— start of GIVEN INFORMATION —

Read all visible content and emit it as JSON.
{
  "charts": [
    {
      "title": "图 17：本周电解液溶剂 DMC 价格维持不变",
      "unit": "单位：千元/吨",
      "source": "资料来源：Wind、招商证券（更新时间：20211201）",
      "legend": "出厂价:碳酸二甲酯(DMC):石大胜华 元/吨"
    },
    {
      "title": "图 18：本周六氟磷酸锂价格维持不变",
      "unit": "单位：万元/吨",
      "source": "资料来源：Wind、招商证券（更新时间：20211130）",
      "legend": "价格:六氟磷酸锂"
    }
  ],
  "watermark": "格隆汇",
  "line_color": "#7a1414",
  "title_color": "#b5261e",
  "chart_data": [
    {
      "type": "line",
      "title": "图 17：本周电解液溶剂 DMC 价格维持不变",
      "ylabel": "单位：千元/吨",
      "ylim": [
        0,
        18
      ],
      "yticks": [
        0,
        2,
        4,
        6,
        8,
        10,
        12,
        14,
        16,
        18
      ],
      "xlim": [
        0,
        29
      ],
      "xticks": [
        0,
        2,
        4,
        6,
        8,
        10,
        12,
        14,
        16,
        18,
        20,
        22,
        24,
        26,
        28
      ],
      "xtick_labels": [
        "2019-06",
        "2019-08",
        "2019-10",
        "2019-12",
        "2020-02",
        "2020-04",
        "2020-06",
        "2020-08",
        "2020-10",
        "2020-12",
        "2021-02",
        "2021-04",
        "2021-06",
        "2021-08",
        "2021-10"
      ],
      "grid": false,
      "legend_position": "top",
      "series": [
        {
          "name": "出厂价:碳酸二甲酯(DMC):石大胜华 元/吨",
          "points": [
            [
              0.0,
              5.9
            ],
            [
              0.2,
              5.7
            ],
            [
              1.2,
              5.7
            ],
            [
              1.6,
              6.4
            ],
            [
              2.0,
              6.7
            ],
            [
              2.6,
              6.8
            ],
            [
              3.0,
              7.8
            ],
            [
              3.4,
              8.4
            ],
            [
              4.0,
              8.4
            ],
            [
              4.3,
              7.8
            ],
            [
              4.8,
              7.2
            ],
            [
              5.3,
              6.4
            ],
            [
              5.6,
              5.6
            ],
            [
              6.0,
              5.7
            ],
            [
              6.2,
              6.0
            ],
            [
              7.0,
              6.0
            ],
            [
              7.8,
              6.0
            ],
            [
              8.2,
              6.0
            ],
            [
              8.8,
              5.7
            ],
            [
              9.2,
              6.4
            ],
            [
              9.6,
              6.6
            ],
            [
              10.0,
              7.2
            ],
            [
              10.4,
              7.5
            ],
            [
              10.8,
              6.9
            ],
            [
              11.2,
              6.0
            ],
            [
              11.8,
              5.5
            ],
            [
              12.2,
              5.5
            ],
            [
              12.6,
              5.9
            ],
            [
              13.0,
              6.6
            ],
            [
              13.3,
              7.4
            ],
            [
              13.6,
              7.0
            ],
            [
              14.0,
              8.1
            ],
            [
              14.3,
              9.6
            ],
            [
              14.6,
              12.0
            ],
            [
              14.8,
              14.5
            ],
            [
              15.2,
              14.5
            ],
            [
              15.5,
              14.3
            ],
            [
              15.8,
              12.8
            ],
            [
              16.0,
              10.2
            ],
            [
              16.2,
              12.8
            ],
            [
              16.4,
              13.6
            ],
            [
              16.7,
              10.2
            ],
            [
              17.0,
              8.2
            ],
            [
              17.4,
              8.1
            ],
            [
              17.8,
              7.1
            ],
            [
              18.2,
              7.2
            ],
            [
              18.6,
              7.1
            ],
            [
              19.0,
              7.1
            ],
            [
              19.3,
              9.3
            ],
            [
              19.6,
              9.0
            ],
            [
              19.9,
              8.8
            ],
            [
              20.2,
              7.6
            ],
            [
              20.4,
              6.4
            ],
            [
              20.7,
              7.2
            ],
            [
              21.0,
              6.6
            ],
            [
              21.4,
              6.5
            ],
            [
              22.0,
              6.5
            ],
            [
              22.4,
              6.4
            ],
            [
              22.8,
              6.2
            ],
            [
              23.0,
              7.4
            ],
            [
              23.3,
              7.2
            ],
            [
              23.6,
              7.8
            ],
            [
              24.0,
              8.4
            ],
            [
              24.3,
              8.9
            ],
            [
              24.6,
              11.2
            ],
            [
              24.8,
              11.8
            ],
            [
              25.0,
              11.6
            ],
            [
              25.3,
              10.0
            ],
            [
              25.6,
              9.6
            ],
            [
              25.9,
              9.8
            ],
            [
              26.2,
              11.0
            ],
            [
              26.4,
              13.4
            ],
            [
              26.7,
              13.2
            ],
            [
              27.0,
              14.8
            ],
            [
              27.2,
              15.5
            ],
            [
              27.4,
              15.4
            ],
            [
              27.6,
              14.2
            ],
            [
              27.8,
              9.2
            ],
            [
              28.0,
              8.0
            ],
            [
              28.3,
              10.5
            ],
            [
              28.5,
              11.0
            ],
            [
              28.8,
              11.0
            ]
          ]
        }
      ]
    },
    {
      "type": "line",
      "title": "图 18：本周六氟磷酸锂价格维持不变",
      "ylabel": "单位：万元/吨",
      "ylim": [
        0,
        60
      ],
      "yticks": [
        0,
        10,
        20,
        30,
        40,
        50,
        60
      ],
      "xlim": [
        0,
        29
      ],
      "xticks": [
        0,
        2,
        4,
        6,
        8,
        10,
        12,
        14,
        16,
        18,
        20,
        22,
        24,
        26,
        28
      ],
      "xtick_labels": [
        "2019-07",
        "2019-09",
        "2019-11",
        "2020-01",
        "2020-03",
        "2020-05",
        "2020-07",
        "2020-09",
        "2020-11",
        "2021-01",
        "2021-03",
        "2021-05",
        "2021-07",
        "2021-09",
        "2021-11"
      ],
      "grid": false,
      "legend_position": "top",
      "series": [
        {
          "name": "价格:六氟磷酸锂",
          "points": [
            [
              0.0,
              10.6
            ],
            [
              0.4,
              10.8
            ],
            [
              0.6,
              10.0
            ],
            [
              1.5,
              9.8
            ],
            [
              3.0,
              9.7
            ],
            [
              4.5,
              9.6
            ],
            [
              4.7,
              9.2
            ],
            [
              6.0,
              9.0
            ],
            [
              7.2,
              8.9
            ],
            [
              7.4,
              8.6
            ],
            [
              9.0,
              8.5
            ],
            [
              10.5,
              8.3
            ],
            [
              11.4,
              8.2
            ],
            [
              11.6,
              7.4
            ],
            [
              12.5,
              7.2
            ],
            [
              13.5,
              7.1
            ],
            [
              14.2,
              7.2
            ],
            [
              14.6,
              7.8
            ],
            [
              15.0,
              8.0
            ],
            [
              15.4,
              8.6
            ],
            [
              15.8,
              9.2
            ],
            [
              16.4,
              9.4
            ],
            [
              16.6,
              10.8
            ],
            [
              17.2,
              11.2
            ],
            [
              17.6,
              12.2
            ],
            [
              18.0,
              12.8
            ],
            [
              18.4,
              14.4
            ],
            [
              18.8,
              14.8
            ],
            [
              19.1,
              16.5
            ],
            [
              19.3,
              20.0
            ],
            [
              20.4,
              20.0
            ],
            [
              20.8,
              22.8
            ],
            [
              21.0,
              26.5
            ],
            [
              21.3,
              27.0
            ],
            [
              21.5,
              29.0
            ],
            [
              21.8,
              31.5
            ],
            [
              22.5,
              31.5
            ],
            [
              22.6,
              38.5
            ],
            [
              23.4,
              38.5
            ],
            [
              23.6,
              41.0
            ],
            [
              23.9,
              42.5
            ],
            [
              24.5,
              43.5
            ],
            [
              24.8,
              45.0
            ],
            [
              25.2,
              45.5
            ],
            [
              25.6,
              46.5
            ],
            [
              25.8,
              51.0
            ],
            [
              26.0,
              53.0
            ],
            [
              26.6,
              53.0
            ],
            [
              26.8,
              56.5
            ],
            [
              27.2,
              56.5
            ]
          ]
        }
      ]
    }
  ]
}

— end of GIVEN INFORMATION —

REQUIREMENT: Collect the lines that hold "碳酸二甲酯".

FINISHED TASK:
      "legend": "出厂价:碳酸二甲酯(DMC):石大胜华 元/吨"
          "name": "出厂价:碳酸二甲酯(DMC):石大胜华 元/吨",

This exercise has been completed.